(Exercise prompt):
Take each line that has the word "transportation" and return it.
#####
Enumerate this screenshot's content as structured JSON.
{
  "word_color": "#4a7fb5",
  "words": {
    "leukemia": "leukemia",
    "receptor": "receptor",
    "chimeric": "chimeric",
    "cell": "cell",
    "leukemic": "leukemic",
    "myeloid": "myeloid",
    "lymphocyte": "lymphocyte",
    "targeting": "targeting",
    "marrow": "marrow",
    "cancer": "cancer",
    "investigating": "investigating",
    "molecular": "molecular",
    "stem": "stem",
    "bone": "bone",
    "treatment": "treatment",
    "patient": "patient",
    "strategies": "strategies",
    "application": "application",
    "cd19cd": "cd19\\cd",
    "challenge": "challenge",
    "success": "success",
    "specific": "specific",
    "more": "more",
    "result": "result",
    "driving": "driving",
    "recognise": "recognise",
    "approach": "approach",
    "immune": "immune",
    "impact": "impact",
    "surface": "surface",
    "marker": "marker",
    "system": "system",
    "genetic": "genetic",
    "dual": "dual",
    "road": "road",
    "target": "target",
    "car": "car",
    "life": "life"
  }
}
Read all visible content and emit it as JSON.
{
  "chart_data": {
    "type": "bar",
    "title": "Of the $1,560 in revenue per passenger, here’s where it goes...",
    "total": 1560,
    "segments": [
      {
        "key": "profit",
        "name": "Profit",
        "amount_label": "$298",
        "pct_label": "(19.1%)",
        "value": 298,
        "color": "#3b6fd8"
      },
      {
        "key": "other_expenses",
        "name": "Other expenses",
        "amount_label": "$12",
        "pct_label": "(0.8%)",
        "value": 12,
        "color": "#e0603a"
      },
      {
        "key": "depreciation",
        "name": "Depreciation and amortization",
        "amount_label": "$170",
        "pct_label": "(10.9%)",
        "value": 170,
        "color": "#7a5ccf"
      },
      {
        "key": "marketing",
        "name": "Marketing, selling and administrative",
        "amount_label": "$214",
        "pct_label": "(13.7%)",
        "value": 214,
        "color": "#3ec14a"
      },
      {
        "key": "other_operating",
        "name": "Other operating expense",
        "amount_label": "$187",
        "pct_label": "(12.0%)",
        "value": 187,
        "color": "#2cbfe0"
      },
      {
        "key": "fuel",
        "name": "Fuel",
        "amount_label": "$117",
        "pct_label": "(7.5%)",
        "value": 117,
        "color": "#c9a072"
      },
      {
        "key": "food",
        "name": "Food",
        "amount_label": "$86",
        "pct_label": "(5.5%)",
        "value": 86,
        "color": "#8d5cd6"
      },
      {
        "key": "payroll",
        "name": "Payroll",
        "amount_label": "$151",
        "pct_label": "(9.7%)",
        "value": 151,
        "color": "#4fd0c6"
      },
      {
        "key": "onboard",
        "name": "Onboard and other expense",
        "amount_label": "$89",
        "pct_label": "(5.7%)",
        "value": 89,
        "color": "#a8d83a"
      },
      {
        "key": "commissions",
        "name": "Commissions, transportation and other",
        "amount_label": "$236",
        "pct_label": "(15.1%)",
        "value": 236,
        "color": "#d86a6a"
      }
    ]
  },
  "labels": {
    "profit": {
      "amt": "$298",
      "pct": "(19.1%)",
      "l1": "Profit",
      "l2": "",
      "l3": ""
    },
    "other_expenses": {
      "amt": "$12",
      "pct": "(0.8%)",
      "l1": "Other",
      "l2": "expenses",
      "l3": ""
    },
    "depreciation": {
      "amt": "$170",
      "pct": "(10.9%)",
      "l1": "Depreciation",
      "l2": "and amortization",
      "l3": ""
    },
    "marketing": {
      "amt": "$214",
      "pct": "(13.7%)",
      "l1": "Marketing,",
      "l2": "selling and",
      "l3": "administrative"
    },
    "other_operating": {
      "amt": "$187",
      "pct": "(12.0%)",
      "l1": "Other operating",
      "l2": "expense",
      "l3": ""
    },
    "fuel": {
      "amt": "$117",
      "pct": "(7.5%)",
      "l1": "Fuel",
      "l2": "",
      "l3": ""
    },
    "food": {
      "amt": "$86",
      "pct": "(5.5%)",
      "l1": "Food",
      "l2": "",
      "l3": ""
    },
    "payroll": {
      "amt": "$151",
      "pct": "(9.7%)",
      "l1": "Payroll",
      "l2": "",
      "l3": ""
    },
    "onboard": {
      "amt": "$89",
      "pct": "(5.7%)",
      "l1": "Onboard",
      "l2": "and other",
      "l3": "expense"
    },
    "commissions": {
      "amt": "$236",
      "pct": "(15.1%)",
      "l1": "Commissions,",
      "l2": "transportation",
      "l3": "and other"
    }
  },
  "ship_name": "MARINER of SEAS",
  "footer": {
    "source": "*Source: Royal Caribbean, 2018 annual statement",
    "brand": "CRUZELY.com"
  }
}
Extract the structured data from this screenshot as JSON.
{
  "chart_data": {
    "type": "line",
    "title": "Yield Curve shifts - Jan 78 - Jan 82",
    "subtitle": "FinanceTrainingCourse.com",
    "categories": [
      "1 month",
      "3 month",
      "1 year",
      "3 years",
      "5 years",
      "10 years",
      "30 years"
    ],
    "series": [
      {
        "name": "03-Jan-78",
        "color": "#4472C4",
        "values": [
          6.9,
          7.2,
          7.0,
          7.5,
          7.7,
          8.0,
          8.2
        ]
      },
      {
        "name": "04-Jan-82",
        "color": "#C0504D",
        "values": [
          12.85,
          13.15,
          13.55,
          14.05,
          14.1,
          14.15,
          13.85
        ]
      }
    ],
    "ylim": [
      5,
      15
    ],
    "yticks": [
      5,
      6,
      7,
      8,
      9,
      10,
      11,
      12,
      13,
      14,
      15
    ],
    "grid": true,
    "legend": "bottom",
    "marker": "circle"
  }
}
#####
(Full response):
        "name": "Commissions, transportation and other",
      "l2": "transportation",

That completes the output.